> **The problem**: From the entries that follow, extract each line holding the string "Record".

> **Provided material**:
+ + + + + + +
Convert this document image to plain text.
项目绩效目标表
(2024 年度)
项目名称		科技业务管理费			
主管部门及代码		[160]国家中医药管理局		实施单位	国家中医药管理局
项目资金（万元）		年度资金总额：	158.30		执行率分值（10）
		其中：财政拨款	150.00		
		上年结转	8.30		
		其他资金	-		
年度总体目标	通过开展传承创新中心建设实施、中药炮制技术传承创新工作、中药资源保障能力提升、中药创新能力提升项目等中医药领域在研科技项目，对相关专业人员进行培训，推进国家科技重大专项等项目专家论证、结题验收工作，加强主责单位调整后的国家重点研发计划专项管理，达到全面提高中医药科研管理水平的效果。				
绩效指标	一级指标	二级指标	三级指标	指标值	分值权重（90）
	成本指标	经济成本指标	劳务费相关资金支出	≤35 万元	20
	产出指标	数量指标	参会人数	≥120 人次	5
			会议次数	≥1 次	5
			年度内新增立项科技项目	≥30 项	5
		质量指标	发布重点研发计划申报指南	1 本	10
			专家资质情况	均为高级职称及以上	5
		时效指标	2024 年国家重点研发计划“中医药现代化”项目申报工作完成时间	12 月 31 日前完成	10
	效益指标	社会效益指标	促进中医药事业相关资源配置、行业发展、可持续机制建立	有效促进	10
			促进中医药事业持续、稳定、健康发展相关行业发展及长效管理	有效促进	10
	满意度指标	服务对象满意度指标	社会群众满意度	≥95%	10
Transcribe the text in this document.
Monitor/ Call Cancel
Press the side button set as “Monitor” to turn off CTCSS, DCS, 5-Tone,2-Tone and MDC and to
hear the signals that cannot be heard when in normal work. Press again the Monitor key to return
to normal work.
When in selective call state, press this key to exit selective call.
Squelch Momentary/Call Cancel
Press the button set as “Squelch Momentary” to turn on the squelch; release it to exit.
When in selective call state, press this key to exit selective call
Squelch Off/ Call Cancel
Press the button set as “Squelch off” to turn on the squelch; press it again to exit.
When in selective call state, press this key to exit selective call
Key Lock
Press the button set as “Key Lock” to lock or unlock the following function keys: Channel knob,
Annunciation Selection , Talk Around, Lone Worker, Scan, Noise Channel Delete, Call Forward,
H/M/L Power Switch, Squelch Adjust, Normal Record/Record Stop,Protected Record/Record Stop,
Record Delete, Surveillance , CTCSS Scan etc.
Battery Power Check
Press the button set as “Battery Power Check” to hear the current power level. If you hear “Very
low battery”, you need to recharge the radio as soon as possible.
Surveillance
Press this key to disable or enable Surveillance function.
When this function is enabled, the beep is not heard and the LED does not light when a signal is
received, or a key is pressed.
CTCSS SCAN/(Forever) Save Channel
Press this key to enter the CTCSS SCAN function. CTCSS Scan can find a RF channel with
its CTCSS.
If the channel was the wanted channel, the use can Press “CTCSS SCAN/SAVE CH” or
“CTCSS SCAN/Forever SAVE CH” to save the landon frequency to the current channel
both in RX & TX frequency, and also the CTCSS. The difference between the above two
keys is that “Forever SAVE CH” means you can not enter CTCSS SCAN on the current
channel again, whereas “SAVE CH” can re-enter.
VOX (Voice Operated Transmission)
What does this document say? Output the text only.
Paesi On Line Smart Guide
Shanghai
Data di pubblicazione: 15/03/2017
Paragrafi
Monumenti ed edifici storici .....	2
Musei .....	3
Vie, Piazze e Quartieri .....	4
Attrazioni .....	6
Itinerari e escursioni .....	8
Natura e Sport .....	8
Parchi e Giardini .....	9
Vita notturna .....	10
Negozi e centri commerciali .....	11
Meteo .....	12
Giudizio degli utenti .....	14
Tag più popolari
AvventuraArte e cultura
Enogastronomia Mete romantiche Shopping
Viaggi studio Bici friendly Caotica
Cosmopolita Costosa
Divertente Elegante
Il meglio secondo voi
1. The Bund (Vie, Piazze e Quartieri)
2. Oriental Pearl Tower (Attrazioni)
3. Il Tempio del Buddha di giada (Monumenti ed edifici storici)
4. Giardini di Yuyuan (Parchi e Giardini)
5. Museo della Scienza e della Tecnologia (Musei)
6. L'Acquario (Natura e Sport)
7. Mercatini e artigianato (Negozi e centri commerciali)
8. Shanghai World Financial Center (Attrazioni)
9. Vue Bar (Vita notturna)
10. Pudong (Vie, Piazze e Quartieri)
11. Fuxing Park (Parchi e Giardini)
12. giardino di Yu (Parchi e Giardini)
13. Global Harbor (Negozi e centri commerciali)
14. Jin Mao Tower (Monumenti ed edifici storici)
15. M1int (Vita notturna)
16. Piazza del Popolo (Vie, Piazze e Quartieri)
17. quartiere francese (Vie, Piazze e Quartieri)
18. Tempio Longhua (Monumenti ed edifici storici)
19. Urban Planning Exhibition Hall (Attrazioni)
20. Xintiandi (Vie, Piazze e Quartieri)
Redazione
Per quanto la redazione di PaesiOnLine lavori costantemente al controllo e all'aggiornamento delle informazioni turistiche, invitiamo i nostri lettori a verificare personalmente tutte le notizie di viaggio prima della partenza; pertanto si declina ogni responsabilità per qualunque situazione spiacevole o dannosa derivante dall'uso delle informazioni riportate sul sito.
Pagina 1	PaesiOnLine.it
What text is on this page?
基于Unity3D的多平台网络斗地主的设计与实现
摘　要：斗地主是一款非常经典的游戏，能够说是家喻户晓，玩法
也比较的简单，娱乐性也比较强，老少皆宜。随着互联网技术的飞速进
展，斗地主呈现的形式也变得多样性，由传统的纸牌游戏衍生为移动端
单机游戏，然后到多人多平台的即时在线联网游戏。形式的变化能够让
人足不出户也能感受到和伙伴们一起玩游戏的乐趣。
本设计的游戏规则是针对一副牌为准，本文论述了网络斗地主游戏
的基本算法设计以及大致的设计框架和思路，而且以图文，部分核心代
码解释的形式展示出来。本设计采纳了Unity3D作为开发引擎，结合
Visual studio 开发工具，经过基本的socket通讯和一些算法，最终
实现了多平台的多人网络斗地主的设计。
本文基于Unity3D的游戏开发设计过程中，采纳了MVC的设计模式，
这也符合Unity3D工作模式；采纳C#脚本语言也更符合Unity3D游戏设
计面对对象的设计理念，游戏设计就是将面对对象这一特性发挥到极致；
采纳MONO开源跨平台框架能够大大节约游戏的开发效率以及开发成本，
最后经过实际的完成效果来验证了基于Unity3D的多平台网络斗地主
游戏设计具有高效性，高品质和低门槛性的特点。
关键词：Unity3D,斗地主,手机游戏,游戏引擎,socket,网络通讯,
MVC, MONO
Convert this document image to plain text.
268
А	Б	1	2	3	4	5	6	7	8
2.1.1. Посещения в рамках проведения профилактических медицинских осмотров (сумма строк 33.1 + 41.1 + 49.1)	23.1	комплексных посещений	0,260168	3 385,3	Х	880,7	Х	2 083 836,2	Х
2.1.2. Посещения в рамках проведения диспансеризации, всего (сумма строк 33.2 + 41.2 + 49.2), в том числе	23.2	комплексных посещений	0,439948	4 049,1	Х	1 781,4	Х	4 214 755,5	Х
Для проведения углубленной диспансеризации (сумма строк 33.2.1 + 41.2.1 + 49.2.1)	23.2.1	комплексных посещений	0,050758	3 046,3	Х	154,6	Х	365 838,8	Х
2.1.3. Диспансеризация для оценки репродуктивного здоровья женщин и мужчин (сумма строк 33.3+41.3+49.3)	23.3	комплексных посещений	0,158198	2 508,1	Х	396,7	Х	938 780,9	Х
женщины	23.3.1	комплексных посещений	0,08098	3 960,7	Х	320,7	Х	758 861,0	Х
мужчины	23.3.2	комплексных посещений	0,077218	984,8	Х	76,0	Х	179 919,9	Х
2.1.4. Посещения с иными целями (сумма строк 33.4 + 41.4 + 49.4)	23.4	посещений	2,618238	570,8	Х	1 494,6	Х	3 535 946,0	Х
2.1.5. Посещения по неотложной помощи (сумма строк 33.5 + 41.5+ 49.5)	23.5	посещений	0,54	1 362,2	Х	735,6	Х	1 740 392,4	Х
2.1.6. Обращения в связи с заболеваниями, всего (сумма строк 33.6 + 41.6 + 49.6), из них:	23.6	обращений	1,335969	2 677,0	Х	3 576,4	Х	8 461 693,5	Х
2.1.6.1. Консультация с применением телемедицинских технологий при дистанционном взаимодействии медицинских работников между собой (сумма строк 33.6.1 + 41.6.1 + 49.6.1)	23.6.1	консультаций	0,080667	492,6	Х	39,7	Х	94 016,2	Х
+ + + + + + +
> **Reply to the task**:
H/M/L Power Switch, Squelch Adjust, Normal Record/Record Stop,Protected Record/Record Stop,
Record Delete, Surveillance , CTCSS Scan etc.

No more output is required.